What you will do | Reproduce everything from the line containing "Patent image size: (893, 508)." down to the line containing "The second lowpass", substituting "detector" for "demodulator" and leaving all else unchanged.

Extracted records:

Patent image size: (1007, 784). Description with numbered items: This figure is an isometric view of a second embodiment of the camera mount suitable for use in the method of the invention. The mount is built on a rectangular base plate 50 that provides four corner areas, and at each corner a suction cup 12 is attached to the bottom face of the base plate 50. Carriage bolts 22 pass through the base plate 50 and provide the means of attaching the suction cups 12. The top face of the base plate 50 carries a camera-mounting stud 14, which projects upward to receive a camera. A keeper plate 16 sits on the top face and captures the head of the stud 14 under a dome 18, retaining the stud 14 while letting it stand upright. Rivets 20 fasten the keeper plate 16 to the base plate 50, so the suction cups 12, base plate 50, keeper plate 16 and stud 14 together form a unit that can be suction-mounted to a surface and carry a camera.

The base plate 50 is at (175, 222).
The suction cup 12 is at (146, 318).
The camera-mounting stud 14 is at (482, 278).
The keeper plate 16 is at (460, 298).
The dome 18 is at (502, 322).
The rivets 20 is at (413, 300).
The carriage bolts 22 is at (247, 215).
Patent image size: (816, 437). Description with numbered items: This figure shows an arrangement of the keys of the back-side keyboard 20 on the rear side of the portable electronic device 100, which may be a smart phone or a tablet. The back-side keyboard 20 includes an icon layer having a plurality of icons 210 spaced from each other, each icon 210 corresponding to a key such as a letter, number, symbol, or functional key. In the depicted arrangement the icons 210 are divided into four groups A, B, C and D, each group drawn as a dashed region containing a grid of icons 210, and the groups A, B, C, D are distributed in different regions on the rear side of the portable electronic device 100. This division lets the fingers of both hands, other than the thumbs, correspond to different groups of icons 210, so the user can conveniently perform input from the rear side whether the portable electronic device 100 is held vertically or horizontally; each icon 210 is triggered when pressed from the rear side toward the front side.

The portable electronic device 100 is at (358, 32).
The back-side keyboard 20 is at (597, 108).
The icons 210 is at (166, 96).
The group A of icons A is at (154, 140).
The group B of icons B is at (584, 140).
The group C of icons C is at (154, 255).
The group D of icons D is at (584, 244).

---

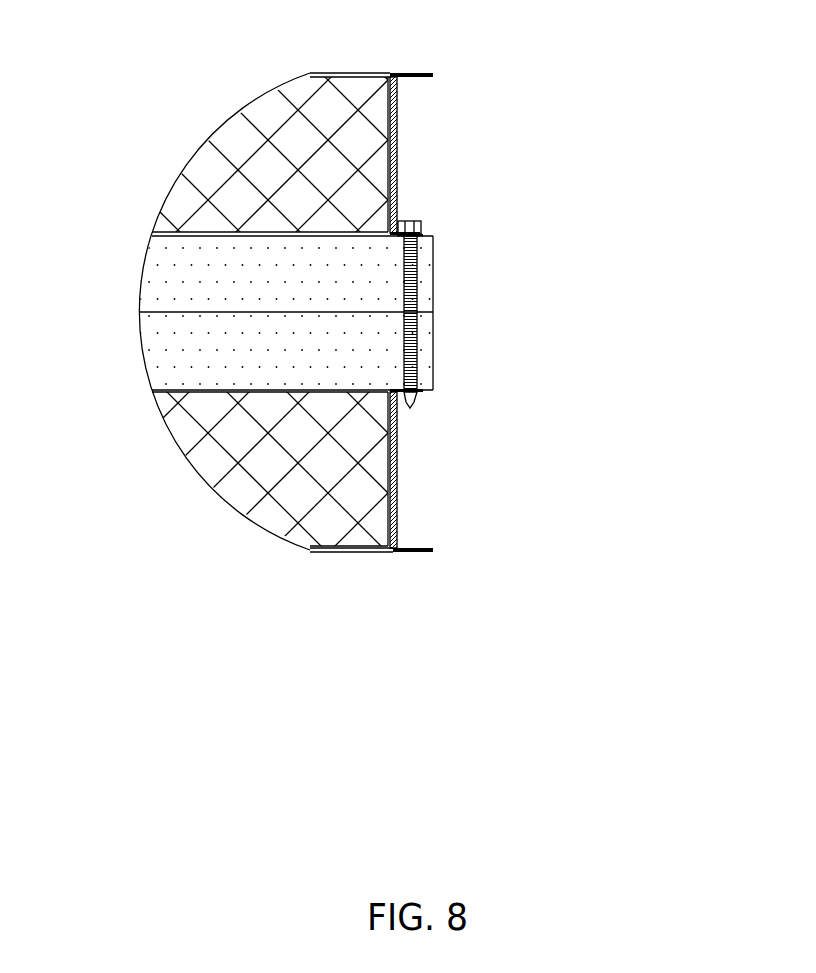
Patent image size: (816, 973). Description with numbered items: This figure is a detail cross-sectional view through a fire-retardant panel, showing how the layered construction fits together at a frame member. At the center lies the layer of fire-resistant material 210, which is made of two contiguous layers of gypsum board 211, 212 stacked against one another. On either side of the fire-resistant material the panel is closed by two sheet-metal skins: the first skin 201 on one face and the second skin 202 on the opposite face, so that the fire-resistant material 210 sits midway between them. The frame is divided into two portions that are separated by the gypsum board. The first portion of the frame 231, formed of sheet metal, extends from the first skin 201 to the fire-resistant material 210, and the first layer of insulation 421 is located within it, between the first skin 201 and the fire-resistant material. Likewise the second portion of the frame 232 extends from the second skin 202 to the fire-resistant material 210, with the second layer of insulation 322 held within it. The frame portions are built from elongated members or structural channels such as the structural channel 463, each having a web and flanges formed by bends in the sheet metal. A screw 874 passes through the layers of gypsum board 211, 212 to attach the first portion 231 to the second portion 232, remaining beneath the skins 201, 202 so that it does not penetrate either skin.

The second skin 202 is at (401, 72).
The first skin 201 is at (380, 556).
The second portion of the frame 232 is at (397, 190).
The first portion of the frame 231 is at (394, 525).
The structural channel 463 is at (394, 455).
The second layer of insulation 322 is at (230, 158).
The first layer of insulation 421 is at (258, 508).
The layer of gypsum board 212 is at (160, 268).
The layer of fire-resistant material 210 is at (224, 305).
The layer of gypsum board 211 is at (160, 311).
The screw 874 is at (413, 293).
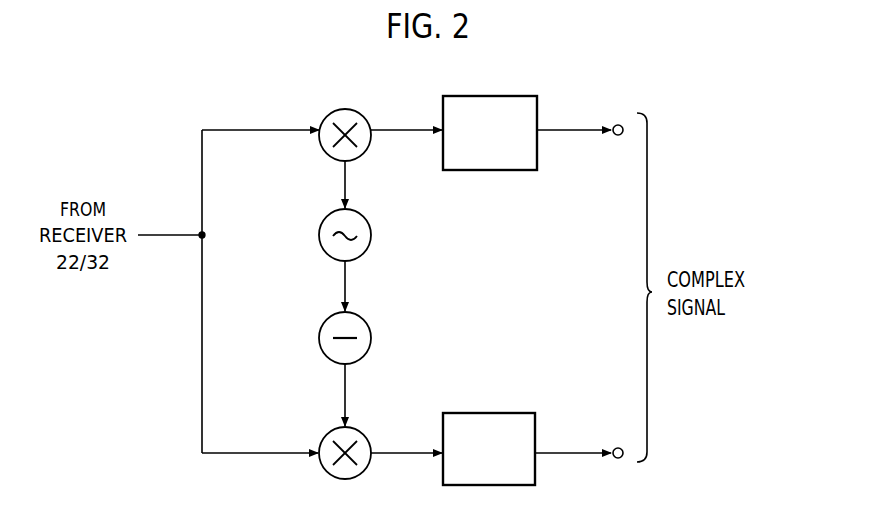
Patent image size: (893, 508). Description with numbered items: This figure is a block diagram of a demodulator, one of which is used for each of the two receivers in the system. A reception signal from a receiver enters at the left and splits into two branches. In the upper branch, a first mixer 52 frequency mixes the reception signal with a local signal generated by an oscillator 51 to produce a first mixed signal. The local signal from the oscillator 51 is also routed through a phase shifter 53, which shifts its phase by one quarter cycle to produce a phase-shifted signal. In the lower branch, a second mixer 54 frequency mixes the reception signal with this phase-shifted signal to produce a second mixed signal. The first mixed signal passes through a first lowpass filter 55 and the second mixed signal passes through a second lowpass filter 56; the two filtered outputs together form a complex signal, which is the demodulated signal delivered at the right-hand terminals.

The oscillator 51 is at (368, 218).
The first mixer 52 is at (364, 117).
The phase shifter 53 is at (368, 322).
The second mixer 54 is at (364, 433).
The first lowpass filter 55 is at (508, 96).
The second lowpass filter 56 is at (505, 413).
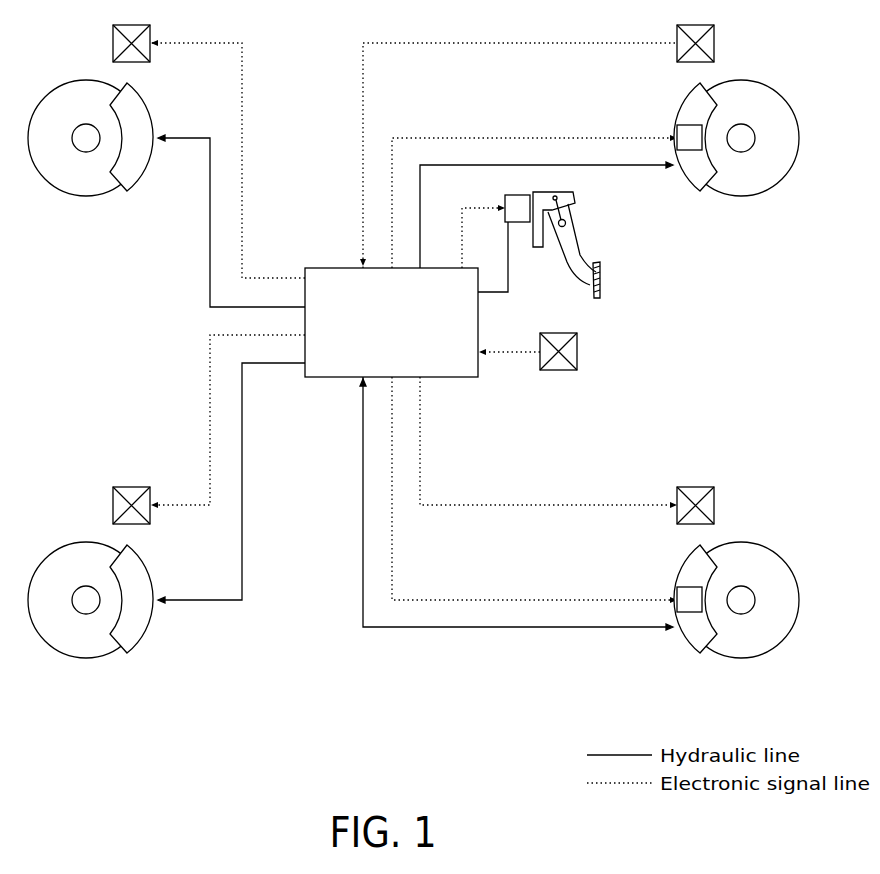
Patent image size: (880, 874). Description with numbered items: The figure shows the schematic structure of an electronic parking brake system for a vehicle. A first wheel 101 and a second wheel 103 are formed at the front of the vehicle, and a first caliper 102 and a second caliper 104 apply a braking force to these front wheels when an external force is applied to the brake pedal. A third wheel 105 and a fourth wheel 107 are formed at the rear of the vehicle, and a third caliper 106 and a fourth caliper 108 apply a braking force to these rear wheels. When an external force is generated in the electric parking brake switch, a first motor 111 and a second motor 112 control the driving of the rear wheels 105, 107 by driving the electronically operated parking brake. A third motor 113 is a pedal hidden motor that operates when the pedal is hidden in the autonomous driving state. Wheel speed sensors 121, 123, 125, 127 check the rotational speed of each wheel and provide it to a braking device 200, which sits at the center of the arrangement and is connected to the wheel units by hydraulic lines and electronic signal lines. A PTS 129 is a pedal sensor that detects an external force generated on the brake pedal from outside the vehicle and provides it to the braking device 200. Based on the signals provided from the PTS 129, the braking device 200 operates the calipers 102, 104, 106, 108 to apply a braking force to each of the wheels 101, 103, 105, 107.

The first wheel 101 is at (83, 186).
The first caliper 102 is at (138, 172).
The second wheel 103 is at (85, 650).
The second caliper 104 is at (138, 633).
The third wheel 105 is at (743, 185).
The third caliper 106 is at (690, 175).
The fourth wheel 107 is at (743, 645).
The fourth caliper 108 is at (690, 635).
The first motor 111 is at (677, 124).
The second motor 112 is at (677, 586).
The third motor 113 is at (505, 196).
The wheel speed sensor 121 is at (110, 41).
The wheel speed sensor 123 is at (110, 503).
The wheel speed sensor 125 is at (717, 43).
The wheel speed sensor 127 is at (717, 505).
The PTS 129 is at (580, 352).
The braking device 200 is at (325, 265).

Task solution |
Patent image size: (893, 508). Description with numbered items: This figure is a block diagram of a detector, one of which is used for each of the two receivers in the system. A reception signal from a receiver enters at the left and splits into two branches. In the upper branch, a first mixer 52 frequency mixes the reception signal with a local signal generated by an oscillator 51 to produce a first mixed signal. The local signal from the oscillator 51 is also routed through a phase shifter 53, which shifts its phase by one quarter cycle to produce a phase-shifted signal. In the lower branch, a second mixer 54 frequency mixes the reception signal with this phase-shifted signal to produce a second mixed signal. The first mixed signal passes through a first lowpass filter 55 and the second mixed signal passes through a second lowpass filter 56; the two filtered outputs together form a complex signal, which is the demodulated signal delivered at the right-hand terminals.

The oscillator 51 is at (368, 218).
The first mixer 52 is at (364, 117).
The phase shifter 53 is at (368, 322).
The second mixer 54 is at (364, 433).
The first lowpass filter 55 is at (508, 96).
The second lowpass filter 56 is at (505, 413).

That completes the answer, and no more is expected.